*WHAT NEEDS TO BE DONE*
Copy the data word for word from its first line through the line that contains "- svg-text:21570.0: 21570.0: [1629, 112, 1669, 124]", including that line.
** Begin GIVEN RECORDS **
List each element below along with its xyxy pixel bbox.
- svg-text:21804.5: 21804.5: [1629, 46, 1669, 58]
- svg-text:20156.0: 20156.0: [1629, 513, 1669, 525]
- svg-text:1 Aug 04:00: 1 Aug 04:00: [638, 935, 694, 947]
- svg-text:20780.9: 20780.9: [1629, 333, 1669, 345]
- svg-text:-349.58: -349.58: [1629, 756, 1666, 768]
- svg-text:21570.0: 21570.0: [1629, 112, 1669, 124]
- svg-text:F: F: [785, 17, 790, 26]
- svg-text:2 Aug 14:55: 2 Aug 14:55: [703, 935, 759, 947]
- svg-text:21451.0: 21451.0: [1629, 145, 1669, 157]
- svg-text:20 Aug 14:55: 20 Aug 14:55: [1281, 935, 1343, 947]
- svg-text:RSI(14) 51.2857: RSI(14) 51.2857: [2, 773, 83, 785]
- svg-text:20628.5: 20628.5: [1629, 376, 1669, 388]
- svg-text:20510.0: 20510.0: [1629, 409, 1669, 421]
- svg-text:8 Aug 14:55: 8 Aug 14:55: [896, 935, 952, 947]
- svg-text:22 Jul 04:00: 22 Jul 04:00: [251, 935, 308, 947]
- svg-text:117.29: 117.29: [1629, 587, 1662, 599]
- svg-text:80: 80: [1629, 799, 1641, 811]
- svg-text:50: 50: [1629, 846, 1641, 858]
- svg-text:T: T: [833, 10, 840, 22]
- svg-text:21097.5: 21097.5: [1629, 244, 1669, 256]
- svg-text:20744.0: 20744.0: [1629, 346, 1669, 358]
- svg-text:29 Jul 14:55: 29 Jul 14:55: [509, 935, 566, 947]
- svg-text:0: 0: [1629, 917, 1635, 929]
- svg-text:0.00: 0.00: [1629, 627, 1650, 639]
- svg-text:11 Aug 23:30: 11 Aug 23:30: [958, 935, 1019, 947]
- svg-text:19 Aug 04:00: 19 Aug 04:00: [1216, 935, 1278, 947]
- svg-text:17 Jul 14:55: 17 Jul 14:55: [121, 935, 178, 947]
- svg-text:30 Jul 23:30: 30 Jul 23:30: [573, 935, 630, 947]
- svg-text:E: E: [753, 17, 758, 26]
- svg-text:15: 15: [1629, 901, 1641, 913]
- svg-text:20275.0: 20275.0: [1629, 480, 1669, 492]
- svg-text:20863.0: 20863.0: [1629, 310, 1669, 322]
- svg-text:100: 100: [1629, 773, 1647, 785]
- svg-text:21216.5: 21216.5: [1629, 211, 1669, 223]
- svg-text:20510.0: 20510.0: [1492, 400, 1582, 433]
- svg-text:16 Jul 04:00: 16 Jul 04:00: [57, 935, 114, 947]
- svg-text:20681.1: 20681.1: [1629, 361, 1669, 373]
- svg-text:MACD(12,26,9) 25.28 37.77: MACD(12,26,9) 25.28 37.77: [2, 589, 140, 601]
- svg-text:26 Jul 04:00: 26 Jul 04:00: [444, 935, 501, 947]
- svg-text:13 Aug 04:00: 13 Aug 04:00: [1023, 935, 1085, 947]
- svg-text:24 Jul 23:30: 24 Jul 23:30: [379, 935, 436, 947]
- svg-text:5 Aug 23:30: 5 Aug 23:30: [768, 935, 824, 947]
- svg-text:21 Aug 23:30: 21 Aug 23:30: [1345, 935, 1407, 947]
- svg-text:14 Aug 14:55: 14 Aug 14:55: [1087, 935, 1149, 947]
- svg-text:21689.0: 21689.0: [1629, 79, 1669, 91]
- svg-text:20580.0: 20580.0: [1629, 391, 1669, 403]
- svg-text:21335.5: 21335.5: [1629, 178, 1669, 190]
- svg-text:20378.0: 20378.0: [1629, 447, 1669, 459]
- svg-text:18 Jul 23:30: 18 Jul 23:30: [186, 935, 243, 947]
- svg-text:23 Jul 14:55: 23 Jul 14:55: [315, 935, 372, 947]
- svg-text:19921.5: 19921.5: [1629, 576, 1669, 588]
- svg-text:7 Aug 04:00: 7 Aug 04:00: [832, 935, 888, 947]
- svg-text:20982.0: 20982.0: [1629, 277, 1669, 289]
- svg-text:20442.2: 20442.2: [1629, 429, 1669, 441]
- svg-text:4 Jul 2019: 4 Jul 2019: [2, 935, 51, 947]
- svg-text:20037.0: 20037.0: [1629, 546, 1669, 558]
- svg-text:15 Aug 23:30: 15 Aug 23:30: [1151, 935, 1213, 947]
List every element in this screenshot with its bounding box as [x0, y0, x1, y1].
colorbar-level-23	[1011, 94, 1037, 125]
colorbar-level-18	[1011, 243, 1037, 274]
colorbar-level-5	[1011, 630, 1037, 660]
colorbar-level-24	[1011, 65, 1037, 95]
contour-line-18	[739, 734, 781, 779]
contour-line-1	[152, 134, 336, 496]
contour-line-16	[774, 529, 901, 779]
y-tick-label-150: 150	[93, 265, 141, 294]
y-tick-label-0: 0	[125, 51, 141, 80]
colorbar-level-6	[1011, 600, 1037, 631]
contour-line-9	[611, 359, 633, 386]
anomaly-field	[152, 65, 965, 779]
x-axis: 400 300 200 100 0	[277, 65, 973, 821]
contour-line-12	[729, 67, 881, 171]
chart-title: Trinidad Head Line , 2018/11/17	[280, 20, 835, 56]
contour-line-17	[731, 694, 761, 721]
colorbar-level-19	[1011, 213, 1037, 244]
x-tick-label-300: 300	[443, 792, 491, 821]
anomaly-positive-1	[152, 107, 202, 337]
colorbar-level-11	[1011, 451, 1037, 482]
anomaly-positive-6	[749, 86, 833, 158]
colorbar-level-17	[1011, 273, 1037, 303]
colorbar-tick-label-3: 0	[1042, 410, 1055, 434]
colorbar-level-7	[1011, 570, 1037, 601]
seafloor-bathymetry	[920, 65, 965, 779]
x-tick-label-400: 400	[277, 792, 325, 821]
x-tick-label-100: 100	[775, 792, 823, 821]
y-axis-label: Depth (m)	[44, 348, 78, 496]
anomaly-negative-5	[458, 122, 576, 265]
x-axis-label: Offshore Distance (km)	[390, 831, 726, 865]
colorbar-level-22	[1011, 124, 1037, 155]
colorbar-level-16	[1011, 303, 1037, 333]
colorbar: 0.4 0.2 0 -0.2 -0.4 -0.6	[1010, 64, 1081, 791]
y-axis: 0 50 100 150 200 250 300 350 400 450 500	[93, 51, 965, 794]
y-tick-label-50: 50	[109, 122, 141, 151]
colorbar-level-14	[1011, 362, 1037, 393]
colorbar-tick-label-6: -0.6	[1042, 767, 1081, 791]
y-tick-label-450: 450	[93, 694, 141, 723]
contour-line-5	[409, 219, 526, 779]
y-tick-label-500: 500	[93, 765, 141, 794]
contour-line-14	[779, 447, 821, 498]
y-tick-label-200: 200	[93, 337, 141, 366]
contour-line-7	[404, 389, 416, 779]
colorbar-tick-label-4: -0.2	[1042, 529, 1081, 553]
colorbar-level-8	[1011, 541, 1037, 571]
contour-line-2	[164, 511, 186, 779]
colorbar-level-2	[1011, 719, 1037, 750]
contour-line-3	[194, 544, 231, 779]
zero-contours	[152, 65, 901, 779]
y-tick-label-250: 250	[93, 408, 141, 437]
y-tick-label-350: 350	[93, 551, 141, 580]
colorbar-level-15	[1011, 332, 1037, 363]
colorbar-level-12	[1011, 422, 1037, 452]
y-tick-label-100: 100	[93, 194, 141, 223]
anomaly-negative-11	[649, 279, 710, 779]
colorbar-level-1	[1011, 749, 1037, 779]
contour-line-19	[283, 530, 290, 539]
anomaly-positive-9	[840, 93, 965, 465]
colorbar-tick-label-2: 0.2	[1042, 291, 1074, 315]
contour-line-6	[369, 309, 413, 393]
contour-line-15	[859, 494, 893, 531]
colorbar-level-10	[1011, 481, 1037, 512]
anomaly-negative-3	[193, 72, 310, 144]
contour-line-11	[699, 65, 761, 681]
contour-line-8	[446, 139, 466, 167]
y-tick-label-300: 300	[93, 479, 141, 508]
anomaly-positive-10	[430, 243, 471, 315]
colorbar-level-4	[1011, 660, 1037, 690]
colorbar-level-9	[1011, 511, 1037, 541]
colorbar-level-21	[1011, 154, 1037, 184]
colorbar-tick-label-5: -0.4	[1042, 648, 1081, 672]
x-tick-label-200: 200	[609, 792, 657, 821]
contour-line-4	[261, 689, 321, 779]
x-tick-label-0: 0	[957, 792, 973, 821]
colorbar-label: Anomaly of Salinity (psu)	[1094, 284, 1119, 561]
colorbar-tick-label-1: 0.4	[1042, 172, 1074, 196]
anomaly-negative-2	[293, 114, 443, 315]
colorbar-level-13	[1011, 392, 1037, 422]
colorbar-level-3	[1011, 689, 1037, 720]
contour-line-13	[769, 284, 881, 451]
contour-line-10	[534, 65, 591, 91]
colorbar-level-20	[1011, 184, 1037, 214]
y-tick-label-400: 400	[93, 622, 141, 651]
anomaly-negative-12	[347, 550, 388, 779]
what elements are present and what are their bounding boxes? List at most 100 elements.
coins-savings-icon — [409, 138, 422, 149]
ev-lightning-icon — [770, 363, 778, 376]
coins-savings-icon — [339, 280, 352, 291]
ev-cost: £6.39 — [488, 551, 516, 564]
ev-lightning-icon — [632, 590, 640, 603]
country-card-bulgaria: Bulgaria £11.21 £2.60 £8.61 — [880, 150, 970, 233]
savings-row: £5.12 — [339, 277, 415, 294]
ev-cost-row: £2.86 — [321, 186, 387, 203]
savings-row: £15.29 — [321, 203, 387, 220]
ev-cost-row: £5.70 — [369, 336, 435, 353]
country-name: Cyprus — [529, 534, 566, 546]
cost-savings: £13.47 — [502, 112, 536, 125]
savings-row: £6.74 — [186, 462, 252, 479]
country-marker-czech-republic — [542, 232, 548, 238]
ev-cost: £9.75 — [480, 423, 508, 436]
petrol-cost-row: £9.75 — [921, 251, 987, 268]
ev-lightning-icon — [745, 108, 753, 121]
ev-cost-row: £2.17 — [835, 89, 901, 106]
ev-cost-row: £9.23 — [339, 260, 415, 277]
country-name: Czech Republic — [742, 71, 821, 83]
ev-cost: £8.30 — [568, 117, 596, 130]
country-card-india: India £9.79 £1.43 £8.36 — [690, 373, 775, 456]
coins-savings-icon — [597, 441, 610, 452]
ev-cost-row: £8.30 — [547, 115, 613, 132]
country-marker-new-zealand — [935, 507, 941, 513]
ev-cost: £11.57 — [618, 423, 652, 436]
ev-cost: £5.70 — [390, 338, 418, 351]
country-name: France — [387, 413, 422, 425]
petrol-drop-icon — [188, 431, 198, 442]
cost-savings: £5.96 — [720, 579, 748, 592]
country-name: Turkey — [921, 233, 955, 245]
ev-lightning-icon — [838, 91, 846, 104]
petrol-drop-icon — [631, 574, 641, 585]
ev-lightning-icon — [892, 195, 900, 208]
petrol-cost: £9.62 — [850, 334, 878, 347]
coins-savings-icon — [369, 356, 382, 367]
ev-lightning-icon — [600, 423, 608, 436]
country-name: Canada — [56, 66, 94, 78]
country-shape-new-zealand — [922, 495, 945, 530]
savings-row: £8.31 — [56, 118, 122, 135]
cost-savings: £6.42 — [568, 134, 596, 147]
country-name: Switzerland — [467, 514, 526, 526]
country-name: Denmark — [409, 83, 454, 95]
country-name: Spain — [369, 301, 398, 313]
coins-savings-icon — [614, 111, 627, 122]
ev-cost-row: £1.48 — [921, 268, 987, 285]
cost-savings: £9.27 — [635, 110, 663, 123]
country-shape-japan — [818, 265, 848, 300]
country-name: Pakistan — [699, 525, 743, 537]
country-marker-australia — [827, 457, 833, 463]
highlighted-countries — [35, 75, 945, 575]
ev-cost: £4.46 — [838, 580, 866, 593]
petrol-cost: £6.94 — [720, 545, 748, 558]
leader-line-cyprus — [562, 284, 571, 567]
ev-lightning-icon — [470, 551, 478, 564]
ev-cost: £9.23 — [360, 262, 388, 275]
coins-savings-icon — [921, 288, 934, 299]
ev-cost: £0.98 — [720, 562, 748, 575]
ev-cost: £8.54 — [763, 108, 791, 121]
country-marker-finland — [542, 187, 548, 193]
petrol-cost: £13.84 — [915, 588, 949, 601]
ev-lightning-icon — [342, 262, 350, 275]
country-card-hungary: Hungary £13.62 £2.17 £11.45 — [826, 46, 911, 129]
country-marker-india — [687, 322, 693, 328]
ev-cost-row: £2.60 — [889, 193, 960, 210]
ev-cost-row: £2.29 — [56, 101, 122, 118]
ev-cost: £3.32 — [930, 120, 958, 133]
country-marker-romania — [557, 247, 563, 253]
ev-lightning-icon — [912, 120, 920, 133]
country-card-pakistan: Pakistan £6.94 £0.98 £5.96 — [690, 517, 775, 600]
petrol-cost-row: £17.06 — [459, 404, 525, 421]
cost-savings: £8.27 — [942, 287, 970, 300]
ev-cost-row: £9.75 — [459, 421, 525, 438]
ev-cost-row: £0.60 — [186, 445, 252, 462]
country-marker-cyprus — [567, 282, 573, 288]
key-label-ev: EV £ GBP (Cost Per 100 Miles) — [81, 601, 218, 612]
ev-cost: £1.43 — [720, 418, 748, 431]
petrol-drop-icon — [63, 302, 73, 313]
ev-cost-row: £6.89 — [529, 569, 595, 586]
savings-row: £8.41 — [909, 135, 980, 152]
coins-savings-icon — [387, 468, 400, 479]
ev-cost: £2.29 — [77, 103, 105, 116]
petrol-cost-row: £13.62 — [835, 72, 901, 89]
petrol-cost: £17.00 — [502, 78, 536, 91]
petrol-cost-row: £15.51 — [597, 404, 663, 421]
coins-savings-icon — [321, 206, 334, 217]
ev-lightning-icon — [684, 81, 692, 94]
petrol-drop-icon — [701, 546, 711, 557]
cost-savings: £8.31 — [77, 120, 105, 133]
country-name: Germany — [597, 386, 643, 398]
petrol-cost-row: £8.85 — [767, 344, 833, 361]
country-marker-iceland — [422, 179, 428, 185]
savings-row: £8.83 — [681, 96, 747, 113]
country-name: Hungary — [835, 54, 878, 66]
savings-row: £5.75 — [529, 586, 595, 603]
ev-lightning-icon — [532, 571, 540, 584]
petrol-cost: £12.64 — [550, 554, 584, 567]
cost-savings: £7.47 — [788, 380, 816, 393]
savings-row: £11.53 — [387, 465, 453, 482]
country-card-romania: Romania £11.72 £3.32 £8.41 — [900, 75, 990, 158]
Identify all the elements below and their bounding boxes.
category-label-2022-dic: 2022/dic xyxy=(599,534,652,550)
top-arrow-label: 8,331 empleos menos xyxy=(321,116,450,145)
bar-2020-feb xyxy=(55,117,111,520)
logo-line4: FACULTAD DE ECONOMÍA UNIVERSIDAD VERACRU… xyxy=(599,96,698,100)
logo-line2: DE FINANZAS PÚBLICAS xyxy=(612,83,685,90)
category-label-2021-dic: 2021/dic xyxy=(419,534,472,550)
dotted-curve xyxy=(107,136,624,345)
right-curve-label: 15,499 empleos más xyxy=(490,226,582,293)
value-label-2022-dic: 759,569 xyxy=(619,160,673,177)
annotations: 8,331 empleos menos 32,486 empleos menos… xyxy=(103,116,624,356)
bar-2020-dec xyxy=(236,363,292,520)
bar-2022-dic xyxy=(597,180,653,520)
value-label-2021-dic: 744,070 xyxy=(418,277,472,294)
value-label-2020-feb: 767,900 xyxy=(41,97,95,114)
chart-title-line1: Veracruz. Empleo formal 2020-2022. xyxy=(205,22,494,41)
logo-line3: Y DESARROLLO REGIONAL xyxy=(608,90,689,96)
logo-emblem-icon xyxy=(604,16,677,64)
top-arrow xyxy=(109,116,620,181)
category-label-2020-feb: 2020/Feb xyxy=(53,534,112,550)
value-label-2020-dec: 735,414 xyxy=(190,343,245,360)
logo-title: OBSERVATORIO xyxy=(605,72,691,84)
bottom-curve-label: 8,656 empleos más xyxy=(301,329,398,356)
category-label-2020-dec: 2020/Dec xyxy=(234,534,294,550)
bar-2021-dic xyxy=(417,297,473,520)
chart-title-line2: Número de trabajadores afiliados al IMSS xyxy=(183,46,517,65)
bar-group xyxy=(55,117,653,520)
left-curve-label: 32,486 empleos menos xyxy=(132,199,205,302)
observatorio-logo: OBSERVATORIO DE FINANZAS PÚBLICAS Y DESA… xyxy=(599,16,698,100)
** End GIVEN RECORDS **
*FINISHED TASK*
List each element below along with its xyxy pixel bbox.
- svg-text:21804.5: 21804.5: [1629, 46, 1669, 58]
- svg-text:20156.0: 20156.0: [1629, 513, 1669, 525]
- svg-text:1 Aug 04:00: 1 Aug 04:00: [638, 935, 694, 947]
- svg-text:20780.9: 20780.9: [1629, 333, 1669, 345]
- svg-text:-349.58: -349.58: [1629, 756, 1666, 768]
- svg-text:21570.0: 21570.0: [1629, 112, 1669, 124]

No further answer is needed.